*What you need to do*. Reproduce all of the records exactly.

_____

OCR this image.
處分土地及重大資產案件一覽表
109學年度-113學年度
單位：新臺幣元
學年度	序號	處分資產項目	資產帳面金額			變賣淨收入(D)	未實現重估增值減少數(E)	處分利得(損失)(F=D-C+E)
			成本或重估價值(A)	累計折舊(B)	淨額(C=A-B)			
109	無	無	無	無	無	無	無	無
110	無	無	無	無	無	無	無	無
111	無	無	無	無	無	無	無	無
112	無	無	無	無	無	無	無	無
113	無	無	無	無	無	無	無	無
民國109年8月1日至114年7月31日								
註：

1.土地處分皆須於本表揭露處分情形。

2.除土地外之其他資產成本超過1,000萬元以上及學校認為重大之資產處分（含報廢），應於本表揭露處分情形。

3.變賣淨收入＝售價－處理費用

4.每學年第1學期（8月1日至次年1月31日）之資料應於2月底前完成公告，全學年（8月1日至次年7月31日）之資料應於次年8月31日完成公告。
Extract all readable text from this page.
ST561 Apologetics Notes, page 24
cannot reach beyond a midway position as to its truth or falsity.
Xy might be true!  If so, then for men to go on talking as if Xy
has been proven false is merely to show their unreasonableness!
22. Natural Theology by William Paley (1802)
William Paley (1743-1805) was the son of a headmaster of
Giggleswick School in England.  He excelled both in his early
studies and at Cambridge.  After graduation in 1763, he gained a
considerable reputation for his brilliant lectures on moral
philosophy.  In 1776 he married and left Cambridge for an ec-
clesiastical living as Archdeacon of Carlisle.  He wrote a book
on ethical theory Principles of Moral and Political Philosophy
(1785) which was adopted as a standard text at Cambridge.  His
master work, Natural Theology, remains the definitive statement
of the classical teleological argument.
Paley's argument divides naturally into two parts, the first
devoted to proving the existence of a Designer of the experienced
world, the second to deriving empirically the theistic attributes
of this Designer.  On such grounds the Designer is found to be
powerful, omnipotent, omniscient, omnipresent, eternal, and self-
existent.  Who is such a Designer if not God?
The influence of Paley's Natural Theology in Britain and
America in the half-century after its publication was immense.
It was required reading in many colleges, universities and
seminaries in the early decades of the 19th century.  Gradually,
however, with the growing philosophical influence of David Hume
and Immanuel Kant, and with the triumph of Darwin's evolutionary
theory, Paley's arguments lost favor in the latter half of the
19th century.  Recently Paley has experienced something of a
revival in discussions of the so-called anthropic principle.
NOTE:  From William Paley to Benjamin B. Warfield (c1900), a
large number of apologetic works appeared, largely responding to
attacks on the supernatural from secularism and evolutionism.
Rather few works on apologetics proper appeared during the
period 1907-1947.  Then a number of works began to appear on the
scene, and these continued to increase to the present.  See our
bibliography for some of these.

_____

*Response to the exercise*.
OCR this image.
處分土地及重大資產案件一覽表
109學年度-113學年度
單位：新臺幣元
學年度	序號	處分資產項目	資產帳面金額			變賣淨收入(D)	未實現重估增值減少數(E)	處分利得(損失)(F=D-C+E)
			成本或重估價值(A)	累計折舊(B)	淨額(C=A-B)			
109	無	無	無	無	無	無	無	無
110	無	無	無	無	無	無	無	無
111	無	無	無	無	無	無	無	無
112	無	無	無	無	無	無	無	無
113	無	無	無	無	無	無	無	無
民國109年8月1日至114年7月31日								
註：

1.土地處分皆須於本表揭露處分情形。

2.除土地外之其他資產成本超過1,000萬元以上及學校認為重大之資產處分（含報廢），應於本表揭露處分情形。

3.變賣淨收入＝售價－處理費用

4.每學年第1學期（8月1日至次年1月31日）之資料應於2月底前完成公告，全學年（8月1日至次年7月31日）之資料應於次年8月31日完成公告。
Extract all readable text from this page.
ST561 Apologetics Notes, page 24
cannot reach beyond a midway position as to its truth or falsity.
Xy might be true!  If so, then for men to go on talking as if Xy
has been proven false is merely to show their unreasonableness!
22. Natural Theology by William Paley (1802)
William Paley (1743-1805) was the son of a headmaster of
Giggleswick School in England.  He excelled both in his early
studies and at Cambridge.  After graduation in 1763, he gained a
considerable reputation for his brilliant lectures on moral
philosophy.  In 1776 he married and left Cambridge for an ec-
clesiastical living as Archdeacon of Carlisle.  He wrote a book
on ethical theory Principles of Moral and Political Philosophy
(1785) which was adopted as a standard text at Cambridge.  His
master work, Natural Theology, remains the definitive statement
of the classical teleological argument.
Paley's argument divides naturally into two parts, the first
devoted to proving the existence of a Designer of the experienced
world, the second to deriving empirically the theistic attributes
of this Designer.  On such grounds the Designer is found to be
powerful, omnipotent, omniscient, omnipresent, eternal, and self-
existent.  Who is such a Designer if not God?
The influence of Paley's Natural Theology in Britain and
America in the half-century after its publication was immense.
It was required reading in many colleges, universities and
seminaries in the early decades of the 19th century.  Gradually,
however, with the growing philosophical influence of David Hume
and Immanuel Kant, and with the triumph of Darwin's evolutionary
theory, Paley's arguments lost favor in the latter half of the
19th century.  Recently Paley has experienced something of a
revival in discussions of the so-called anthropic principle.
NOTE:  From William Paley to Benjamin B. Warfield (c1900), a
large number of apologetic works appeared, largely responding to
attacks on the supernatural from secularism and evolutionism.
Rather few works on apologetics proper appeared during the
period 1907-1947.  Then a number of works began to appear on the
scene, and these continued to increase to the present.  See our
bibliography for some of these.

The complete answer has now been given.